* [DATASET RECORDS]
================================
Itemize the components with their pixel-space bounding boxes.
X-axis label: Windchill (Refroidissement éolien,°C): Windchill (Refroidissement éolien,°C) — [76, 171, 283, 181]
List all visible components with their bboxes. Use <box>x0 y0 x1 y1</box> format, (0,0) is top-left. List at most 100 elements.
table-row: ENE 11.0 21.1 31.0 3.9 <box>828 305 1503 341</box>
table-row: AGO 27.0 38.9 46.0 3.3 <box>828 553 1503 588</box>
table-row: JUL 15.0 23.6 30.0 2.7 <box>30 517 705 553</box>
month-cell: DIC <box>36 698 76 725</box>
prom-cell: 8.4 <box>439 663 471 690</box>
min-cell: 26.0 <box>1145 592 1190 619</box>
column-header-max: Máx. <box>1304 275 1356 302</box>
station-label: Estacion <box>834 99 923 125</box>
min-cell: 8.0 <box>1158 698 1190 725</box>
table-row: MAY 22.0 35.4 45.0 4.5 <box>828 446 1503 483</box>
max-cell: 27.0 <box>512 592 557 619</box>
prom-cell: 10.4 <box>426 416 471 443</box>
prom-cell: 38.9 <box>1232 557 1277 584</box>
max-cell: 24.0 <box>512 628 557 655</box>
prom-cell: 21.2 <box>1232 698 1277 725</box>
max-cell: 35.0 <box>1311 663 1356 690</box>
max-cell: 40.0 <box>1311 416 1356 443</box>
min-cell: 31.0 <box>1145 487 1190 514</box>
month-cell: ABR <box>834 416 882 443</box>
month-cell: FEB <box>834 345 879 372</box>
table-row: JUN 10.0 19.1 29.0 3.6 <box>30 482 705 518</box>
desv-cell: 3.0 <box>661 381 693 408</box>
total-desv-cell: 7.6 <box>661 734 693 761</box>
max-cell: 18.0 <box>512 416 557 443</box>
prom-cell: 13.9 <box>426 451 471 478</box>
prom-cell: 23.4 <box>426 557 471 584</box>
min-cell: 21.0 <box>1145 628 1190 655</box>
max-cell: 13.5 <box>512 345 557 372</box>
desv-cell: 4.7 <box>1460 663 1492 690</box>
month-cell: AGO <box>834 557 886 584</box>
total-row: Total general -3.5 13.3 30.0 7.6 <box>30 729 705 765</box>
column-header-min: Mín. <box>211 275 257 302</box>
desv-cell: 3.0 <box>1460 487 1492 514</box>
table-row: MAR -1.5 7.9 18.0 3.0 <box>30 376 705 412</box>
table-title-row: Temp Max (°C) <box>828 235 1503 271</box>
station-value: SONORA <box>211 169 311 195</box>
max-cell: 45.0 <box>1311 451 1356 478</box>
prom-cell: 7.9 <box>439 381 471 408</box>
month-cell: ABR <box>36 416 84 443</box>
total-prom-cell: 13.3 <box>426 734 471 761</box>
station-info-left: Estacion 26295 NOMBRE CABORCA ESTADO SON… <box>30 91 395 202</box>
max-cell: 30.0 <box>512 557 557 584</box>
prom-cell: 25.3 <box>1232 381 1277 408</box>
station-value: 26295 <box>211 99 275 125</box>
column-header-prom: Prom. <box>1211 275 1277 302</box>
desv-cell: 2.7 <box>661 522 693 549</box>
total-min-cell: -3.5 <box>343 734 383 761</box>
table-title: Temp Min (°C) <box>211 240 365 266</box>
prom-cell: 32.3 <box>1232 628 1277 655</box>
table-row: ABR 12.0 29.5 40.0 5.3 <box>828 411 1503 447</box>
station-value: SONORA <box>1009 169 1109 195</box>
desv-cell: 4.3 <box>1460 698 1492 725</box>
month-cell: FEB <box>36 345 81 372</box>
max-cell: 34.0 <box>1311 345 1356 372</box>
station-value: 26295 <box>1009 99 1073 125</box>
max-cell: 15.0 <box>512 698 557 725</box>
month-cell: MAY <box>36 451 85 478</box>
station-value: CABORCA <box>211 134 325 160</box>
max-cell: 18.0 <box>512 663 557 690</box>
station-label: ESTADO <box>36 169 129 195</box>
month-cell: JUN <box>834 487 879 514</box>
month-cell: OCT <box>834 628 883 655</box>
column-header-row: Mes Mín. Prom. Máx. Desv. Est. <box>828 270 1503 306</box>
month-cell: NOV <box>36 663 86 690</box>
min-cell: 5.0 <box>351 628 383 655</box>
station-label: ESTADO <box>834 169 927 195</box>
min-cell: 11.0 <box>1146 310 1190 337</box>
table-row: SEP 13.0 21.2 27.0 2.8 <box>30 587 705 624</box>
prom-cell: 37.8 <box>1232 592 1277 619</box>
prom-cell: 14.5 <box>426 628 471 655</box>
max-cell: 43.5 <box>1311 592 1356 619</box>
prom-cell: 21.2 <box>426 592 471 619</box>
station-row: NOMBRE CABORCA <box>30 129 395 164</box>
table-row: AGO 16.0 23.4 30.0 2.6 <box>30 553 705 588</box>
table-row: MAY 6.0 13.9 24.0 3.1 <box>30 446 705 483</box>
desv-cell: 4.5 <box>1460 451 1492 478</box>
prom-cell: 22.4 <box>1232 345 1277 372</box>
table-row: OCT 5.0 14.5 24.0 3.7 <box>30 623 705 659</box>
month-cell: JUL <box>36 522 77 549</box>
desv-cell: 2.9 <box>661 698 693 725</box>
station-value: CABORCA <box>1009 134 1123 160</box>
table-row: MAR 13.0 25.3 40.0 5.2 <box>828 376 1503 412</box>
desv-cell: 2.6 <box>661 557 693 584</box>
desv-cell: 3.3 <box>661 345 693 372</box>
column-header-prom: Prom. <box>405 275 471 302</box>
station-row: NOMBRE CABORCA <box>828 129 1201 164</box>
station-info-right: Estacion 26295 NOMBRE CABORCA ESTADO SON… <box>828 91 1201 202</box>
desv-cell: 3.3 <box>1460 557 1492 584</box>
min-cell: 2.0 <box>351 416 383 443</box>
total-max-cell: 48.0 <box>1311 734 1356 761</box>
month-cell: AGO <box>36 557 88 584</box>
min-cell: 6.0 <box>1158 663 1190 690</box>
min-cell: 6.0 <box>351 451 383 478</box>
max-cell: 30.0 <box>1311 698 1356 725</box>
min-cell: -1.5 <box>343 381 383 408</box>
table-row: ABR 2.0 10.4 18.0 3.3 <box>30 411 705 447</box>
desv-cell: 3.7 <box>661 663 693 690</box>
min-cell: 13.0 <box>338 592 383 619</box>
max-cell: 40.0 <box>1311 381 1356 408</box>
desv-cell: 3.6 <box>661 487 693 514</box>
================================
Please quote the data above word for word, from its first line through the line containing "min-cell: 26.0 <box>1145 592 1190 619</box>", including both of those lines.

* [OUTPUT FOR THIS TASK]
Itemize the components with their pixel-space bounding boxes.
X-axis label: Windchill (Refroidissement éolien,°C): Windchill (Refroidissement éolien,°C) — [76, 171, 283, 181]
List all visible components with their bboxes. Use <box>x0 y0 x1 y1</box> format, (0,0) is top-left. List at most 100 elements.
table-row: ENE 11.0 21.1 31.0 3.9 <box>828 305 1503 341</box>
table-row: AGO 27.0 38.9 46.0 3.3 <box>828 553 1503 588</box>
table-row: JUL 15.0 23.6 30.0 2.7 <box>30 517 705 553</box>
month-cell: DIC <box>36 698 76 725</box>
prom-cell: 8.4 <box>439 663 471 690</box>
min-cell: 26.0 <box>1145 592 1190 619</box>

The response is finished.